** start **

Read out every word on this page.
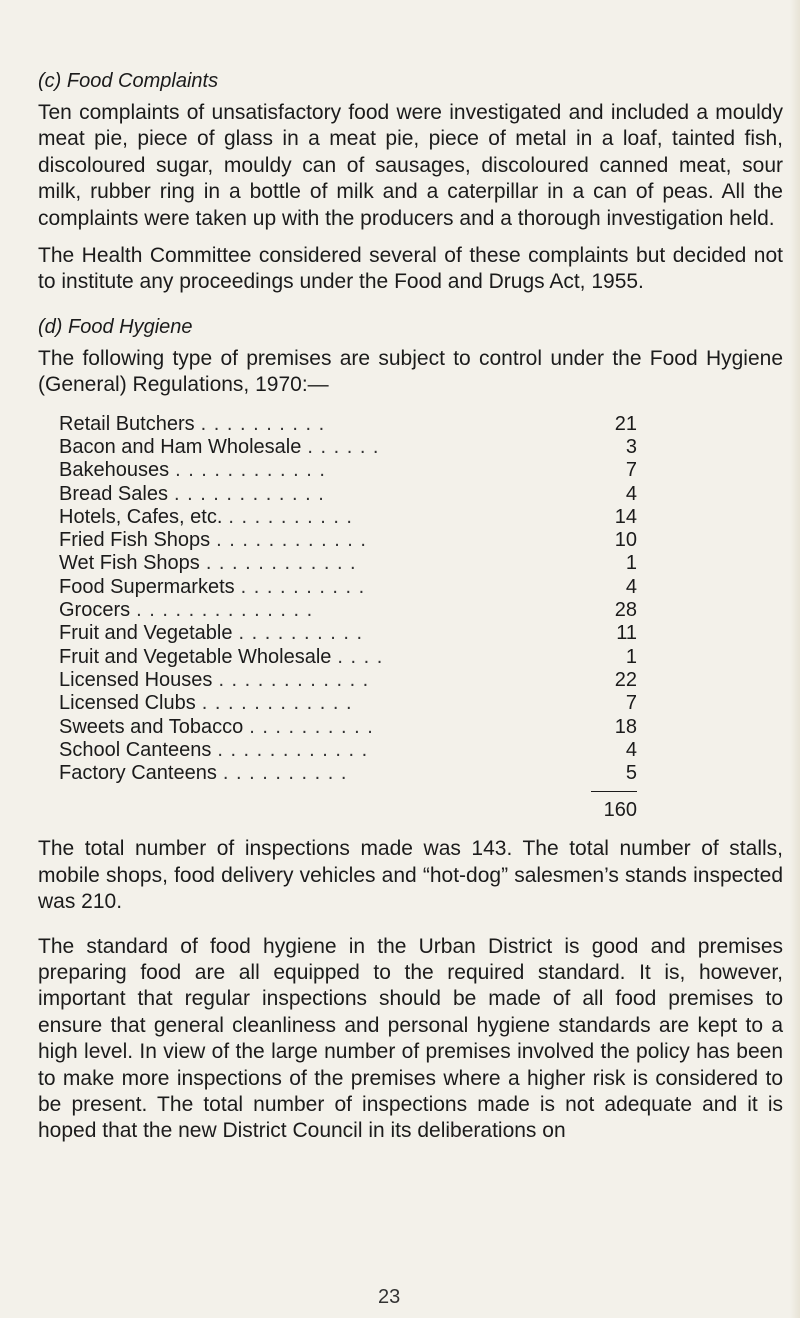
(c) Food Complaints

Ten complaints of unsatisfactory food were investigated and included a mouldy meat pie, piece of glass in a meat pie, piece of metal in a loaf, tainted fish, discoloured sugar, mouldy can of sausages, discoloured canned meat, sour milk, rubber ring in a bottle of milk and a caterpillar in a can of peas. All the complaints were taken up with the producers and a thorough investigation held.

The Health Committee considered several of these complaints but decided not to institute any proceedings under the Food and Drugs Act, 1955.

(d) Food Hygiene

The following type of premises are subject to control under the Food Hygiene (General) Regulations, 1970:—

Retail Butchers . . . . . . . . . .	21
Bacon and Ham Wholesale . . . . . .	3
Bakehouses . . . . . . . . . . . .	7
Bread Sales . . . . . . . . . . . .	4
Hotels, Cafes, etc. . . . . . . . . . .	14
Fried Fish Shops . . . . . . . . . . . .	10
Wet Fish Shops . . . . . . . . . . . .	1
Food Supermarkets . . . . . . . . . .	4
Grocers . . . . . . . . . . . . . .	28
Fruit and Vegetable . . . . . . . . . .	11
Fruit and Vegetable Wholesale . . . .	1
Licensed Houses . . . . . . . . . . . .	22
Licensed Clubs . . . . . . . . . . . .	7
Sweets and Tobacco . . . . . . . . . .	18
School Canteens . . . . . . . . . . . .	4
Factory Canteens . . . . . . . . . .	5
160

The total number of inspections made was 143. The total number of stalls, mobile shops, food delivery vehicles and “hot-dog” salesmen’s stands inspected was 210.

The standard of food hygiene in the Urban District is good and premises preparing food are all equipped to the required standard. It is, however, important that regular inspections should be made of all food premises to ensure that general cleanliness and personal hygiene standards are kept to a high level. In view of the large number of premises involved the policy has been to make more inspections of the premises where a higher risk is considered to be present. The total number of inspections made is not adequate and it is hoped that the new District Council in its deliberations on

23
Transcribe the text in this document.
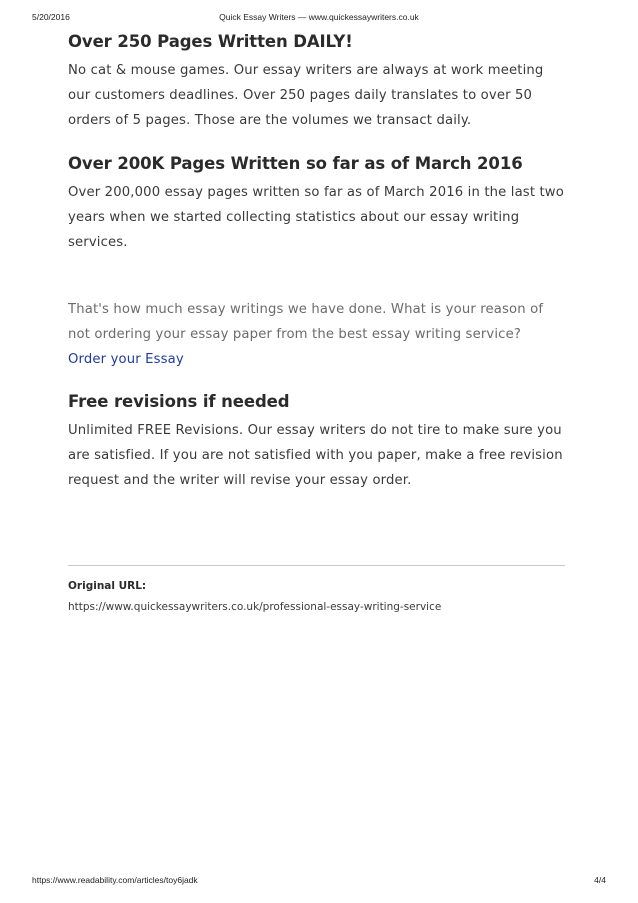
5/20/2016	Quick Essay Writers — www.quickessaywriters.co.uk
Over 250 Pages Written DAILY!

No cat & mouse games. Our essay writers are always at work meeting our customers deadlines. Over 250 pages daily translates to over 50 orders of 5 pages. Those are the volumes we transact daily.

Over 200K Pages Written so far as of March 2016

Over 200,000 essay pages written so far as of March 2016 in the last two years when we started collecting statistics about our essay writing services.

That's how much essay writings we have done. What is your reason of not ordering your essay paper from the best essay writing service?

Order your Essay
Free revisions if needed

Unlimited FREE Revisions. Our essay writers do not tire to make sure you are satisfied. If you are not satisfied with you paper, make a free revision request and the writer will revise your essay order.

Original URL:
https://www.quickessaywriters.co.uk/professional-essay-writing-service
https://www.readability.com/articles/toy6jadk	4/4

** end **

Identify each line holding the string "this", and copy it out.

Read out every word on this page.
Transcribe the text in this document.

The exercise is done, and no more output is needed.